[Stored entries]
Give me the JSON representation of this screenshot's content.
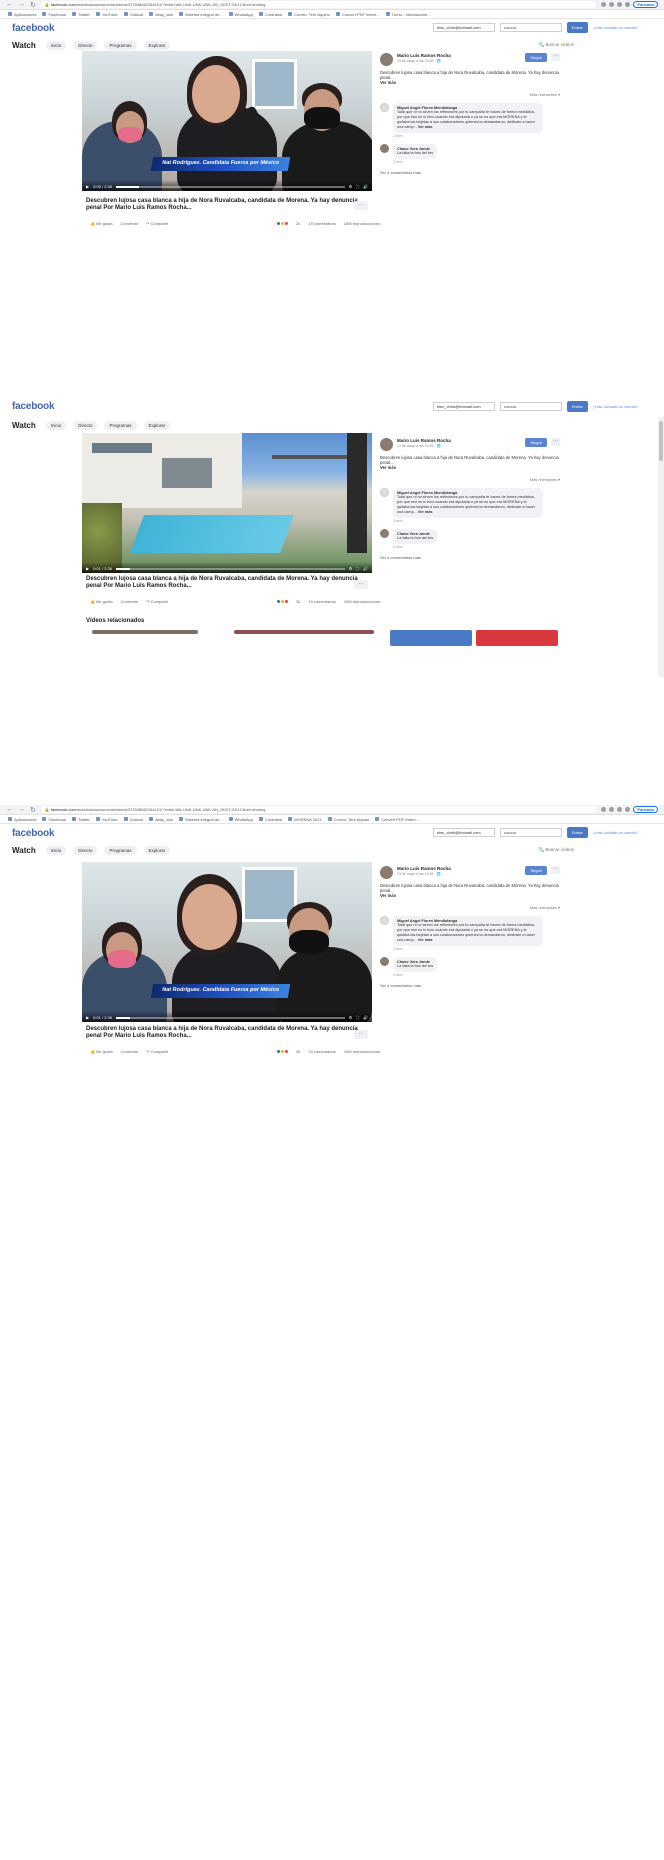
{
  "browser": {
    "url_domain": "facebook.com",
    "url_path": "/marioluisramosrocha/videos/372548082184101/?extid=WA-UNK-UNK-UNK-AN_GK0T-GK1C&ref=sharing",
    "profile_label": "Pausado",
    "bookmarks": [
      "Aplicaciones",
      "Facebook",
      "Twitter",
      "YouTube",
      "Outlook",
      "abay_dan",
      "Sistema integral de...",
      "WhatsApp",
      "Contratos",
      "MORENA 2021",
      "Correo: Tere Aquino",
      "Convert PDF Intern...",
      "Turno - Introduccion..."
    ]
  },
  "header": {
    "logo": "facebook",
    "email_value": "elec_chrik@hotmail.com",
    "password_value": "•••••••••",
    "enter_label": "Entrar",
    "forgot_label": "¿Has olvidado la cuenta?"
  },
  "watchbar": {
    "title": "Watch",
    "tabs": [
      "Inicio",
      "Directo",
      "Programas",
      "Explorar"
    ],
    "search_placeholder": "Buscar vídeos"
  },
  "video": {
    "lower_third": "Nat Rodríguez. Candidata Fuerza por México",
    "time_a": "0:05 / 2:36",
    "time_b": "0:01 / 2:36",
    "caption_a": "Descubren lujosa casa blanca a hija de Nora Ruvalcaba, candidata de Morena. Ya hay denuncia penal Por Mario Luis Ramos Rocha...",
    "more": "…",
    "like": "Me gusta",
    "comment": "Comentar",
    "share": "Compartir",
    "reaction_count": "2k",
    "comments_count": "19 comentarios",
    "views_count": "16M reproducciones",
    "progress_a": 0.1,
    "progress_b": 0.06
  },
  "sidebar": {
    "author": "Mario Luis Ramos Rocha",
    "date": "13 de mayo a las 10:36 · 🌐",
    "follow": "Seguir",
    "description": "Descubren lujosa casa blanca a hija de Nora Ruvalcaba, candidata de Morena. Ya hay denuncia penal...",
    "see_more": "Ver más",
    "relevance": "Más relevantes ▾",
    "comment1_name": "Miguel Angel Flores Mendiolanga",
    "comment1_text": "Total que ni no sirven los reflectores por tu campaña te haces de forma mediática, por que eso es lo hizo cuando era diputada o ya se es que era MORENA y le quitaba las tarjetas a sus colaboradores quienes la demandaron, dedicate a hacer una camp...",
    "comment1_more": "Ver más",
    "comment2_name": "Chavo Vera Jonde",
    "comment2_text": "La falta la foto del tes",
    "comment_meta": "2 sem",
    "view_comments": "Ver 4 comentarios más"
  },
  "related": {
    "title": "Vídeos relacionados"
  }
}
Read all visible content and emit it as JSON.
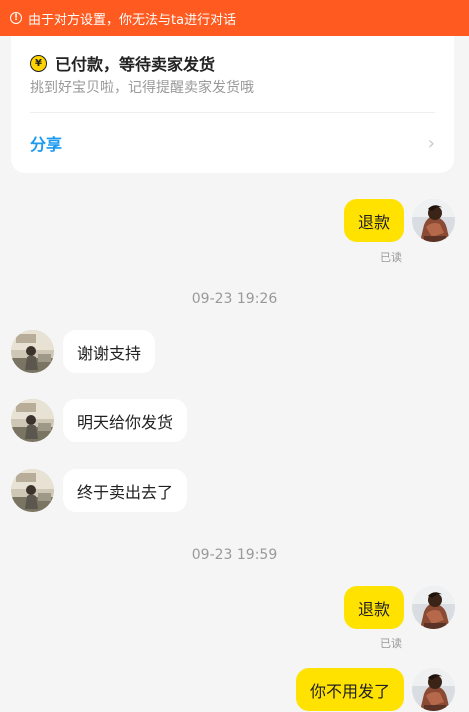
{
  "banner": {
    "icon": "warning-circle-icon",
    "text": "由于对方设置，你无法与ta进行对话"
  },
  "order": {
    "icon": "yen-coin-icon",
    "icon_glyph": "¥",
    "title": "已付款，等待卖家发货",
    "subtitle": "挑到好宝贝啦，记得提醒卖家发货哦",
    "share_label": "分享",
    "chevron": "›"
  },
  "colors": {
    "banner": "#ff5a1f",
    "my_bubble": "#ffe200",
    "link": "#1a9af0"
  },
  "messages": [
    {
      "text": "退款",
      "read": "已读"
    },
    {
      "time": "09-23 19:26"
    },
    {
      "text": "谢谢支持"
    },
    {
      "text": "明天给你发货"
    },
    {
      "text": "终于卖出去了"
    },
    {
      "time": "09-23 19:59"
    },
    {
      "text": "退款",
      "read": "已读"
    },
    {
      "text": "你不用发了"
    }
  ]
}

Brief:
Write the listing above out again exactly, dropping each image.

Exercise solution:
Give me the JSON representation of this screenshot's content.
{
  "browser": {
    "url_domain": "facebook.com",
    "url_path": "/marioluisramosrocha/videos/372548082184101/?extid=WA-UNK-UNK-UNK-AN_GK0T-GK1C&ref=sharing",
    "profile_label": "Pausado",
    "bookmarks": [
      "Aplicaciones",
      "Facebook",
      "Twitter",
      "YouTube",
      "Outlook",
      "abay_dan",
      "Sistema integral de...",
      "WhatsApp",
      "Contratos",
      "MORENA 2021",
      "Correo: Tere Aquino",
      "Convert PDF Intern...",
      "Turno - Introduccion..."
    ]
  },
  "header": {
    "logo": "facebook",
    "email_value": "elec_chrik@hotmail.com",
    "password_value": "•••••••••",
    "enter_label": "Entrar",
    "forgot_label": "¿Has olvidado la cuenta?"
  },
  "watchbar": {
    "title": "Watch",
    "tabs": [
      "Inicio",
      "Directo",
      "Programas",
      "Explorar"
    ],
    "search_placeholder": "Buscar vídeos"
  },
  "video": {
    "lower_third": "Nat Rodríguez. Candidata Fuerza por México",
    "time_a": "0:05 / 2:36",
    "time_b": "0:01 / 2:36",
    "caption_a": "Descubren lujosa casa blanca a hija de Nora Ruvalcaba, candidata de Morena. Ya hay denuncia penal Por Mario Luis Ramos Rocha...",
    "more": "…",
    "like": "Me gusta",
    "comment": "Comentar",
    "share": "Compartir",
    "reaction_count": "2k",
    "comments_count": "19 comentarios",
    "views_count": "16M reproducciones",
    "progress_a": 0.1,
    "progress_b": 0.06
  },
  "sidebar": {
    "author": "Mario Luis Ramos Rocha",
    "date": "13 de mayo a las 10:36 · 🌐",
    "follow": "Seguir",
    "description": "Descubren lujosa casa blanca a hija de Nora Ruvalcaba, candidata de Morena. Ya hay denuncia penal...",
    "see_more": "Ver más",
    "relevance": "Más relevantes ▾",
    "comment1_name": "Miguel Angel Flores Mendiolanga",
    "comment1_text": "Total que ni no sirven los reflectores por tu campaña te haces de forma mediática, por que eso es lo hizo cuando era diputada o ya se es que era MORENA y le quitaba las tarjetas a sus colaboradores quienes la demandaron, dedicate a hacer una camp...",
    "comment1_more": "Ver más",
    "comment2_name": "Chavo Vera Jonde",
    "comment2_text": "La falta la foto del tes",
    "comment_meta": "2 sem",
    "view_comments": "Ver 4 comentarios más"
  },
  "related": {
    "title": "Vídeos relacionados"
  }
}
Read all visible content and emit it as JSON.
{
  "banner": {
    "icon": "warning-circle-icon",
    "text": "由于对方设置，你无法与ta进行对话"
  },
  "order": {
    "icon": "yen-coin-icon",
    "icon_glyph": "¥",
    "title": "已付款，等待卖家发货",
    "subtitle": "挑到好宝贝啦，记得提醒卖家发货哦",
    "share_label": "分享",
    "chevron": "›"
  },
  "colors": {
    "banner": "#ff5a1f",
    "my_bubble": "#ffe200",
    "link": "#1a9af0"
  },
  "messages": [
    {
      "text": "退款",
      "read": "已读"
    },
    {
      "time": "09-23 19:26"
    },
    {
      "text": "谢谢支持"
    },
    {
      "text": "明天给你发货"
    },
    {
      "text": "终于卖出去了"
    },
    {
      "time": "09-23 19:59"
    },
    {
      "text": "退款",
      "read": "已读"
    },
    {
      "text": "你不用发了"
    }
  ]
}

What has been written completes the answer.